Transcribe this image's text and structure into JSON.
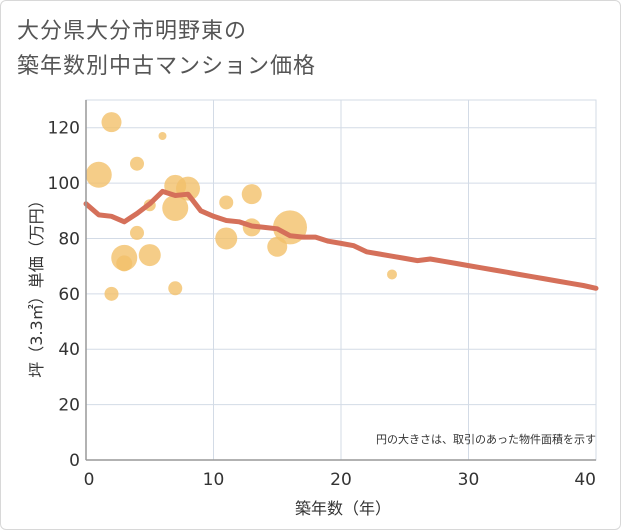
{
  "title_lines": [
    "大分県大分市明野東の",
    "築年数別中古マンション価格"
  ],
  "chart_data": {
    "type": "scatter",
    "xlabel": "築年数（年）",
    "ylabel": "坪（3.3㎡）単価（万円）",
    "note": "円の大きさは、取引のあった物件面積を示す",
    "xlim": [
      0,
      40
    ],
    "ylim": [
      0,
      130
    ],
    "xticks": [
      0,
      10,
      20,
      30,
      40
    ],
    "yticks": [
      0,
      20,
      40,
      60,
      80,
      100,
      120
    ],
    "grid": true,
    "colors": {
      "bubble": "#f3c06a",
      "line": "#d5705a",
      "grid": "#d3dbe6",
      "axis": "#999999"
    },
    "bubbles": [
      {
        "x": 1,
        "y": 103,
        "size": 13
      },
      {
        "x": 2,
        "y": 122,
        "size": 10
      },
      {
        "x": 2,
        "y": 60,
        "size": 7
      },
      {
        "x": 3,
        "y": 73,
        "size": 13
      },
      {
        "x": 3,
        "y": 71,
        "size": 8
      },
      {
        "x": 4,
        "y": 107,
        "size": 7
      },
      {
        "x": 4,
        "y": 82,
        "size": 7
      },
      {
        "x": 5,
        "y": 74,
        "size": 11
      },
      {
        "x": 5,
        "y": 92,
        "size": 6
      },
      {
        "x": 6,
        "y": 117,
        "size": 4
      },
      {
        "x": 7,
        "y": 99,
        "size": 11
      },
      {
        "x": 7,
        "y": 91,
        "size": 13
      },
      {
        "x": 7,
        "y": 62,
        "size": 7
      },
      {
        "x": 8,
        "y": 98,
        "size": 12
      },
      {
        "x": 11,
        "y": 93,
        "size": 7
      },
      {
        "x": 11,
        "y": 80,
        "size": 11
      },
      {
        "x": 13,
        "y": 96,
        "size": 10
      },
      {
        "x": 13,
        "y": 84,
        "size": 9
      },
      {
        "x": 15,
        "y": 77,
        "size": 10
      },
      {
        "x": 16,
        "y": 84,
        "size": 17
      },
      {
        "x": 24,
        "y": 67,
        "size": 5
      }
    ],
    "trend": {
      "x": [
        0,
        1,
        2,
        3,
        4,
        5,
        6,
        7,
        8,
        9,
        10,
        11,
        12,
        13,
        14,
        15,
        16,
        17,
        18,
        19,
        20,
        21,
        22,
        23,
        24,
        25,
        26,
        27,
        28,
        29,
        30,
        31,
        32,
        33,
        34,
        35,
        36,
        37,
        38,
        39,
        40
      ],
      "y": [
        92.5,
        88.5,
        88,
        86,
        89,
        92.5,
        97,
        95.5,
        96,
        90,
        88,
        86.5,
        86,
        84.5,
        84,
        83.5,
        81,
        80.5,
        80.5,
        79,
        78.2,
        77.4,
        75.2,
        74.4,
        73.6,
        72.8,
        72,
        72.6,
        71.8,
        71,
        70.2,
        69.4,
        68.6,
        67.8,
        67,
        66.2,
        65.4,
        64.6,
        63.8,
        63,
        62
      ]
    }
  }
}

--

To do
Write the entries above out again exactly, but not the pictures.

Answer to this problem
Transcribe this image's text and structure into JSON.
{
  "title_lines": [
    "大分県大分市明野東の",
    "築年数別中古マンション価格"
  ],
  "chart_data": {
    "type": "scatter",
    "xlabel": "築年数（年）",
    "ylabel": "坪（3.3㎡）単価（万円）",
    "note": "円の大きさは、取引のあった物件面積を示す",
    "xlim": [
      0,
      40
    ],
    "ylim": [
      0,
      130
    ],
    "xticks": [
      0,
      10,
      20,
      30,
      40
    ],
    "yticks": [
      0,
      20,
      40,
      60,
      80,
      100,
      120
    ],
    "grid": true,
    "colors": {
      "bubble": "#f3c06a",
      "line": "#d5705a",
      "grid": "#d3dbe6",
      "axis": "#999999"
    },
    "bubbles": [
      {
        "x": 1,
        "y": 103,
        "size": 13
      },
      {
        "x": 2,
        "y": 122,
        "size": 10
      },
      {
        "x": 2,
        "y": 60,
        "size": 7
      },
      {
        "x": 3,
        "y": 73,
        "size": 13
      },
      {
        "x": 3,
        "y": 71,
        "size": 8
      },
      {
        "x": 4,
        "y": 107,
        "size": 7
      },
      {
        "x": 4,
        "y": 82,
        "size": 7
      },
      {
        "x": 5,
        "y": 74,
        "size": 11
      },
      {
        "x": 5,
        "y": 92,
        "size": 6
      },
      {
        "x": 6,
        "y": 117,
        "size": 4
      },
      {
        "x": 7,
        "y": 99,
        "size": 11
      },
      {
        "x": 7,
        "y": 91,
        "size": 13
      },
      {
        "x": 7,
        "y": 62,
        "size": 7
      },
      {
        "x": 8,
        "y": 98,
        "size": 12
      },
      {
        "x": 11,
        "y": 93,
        "size": 7
      },
      {
        "x": 11,
        "y": 80,
        "size": 11
      },
      {
        "x": 13,
        "y": 96,
        "size": 10
      },
      {
        "x": 13,
        "y": 84,
        "size": 9
      },
      {
        "x": 15,
        "y": 77,
        "size": 10
      },
      {
        "x": 16,
        "y": 84,
        "size": 17
      },
      {
        "x": 24,
        "y": 67,
        "size": 5
      }
    ],
    "trend": {
      "x": [
        0,
        1,
        2,
        3,
        4,
        5,
        6,
        7,
        8,
        9,
        10,
        11,
        12,
        13,
        14,
        15,
        16,
        17,
        18,
        19,
        20,
        21,
        22,
        23,
        24,
        25,
        26,
        27,
        28,
        29,
        30,
        31,
        32,
        33,
        34,
        35,
        36,
        37,
        38,
        39,
        40
      ],
      "y": [
        92.5,
        88.5,
        88,
        86,
        89,
        92.5,
        97,
        95.5,
        96,
        90,
        88,
        86.5,
        86,
        84.5,
        84,
        83.5,
        81,
        80.5,
        80.5,
        79,
        78.2,
        77.4,
        75.2,
        74.4,
        73.6,
        72.8,
        72,
        72.6,
        71.8,
        71,
        70.2,
        69.4,
        68.6,
        67.8,
        67,
        66.2,
        65.4,
        64.6,
        63.8,
        63,
        62
      ]
    }
  }
}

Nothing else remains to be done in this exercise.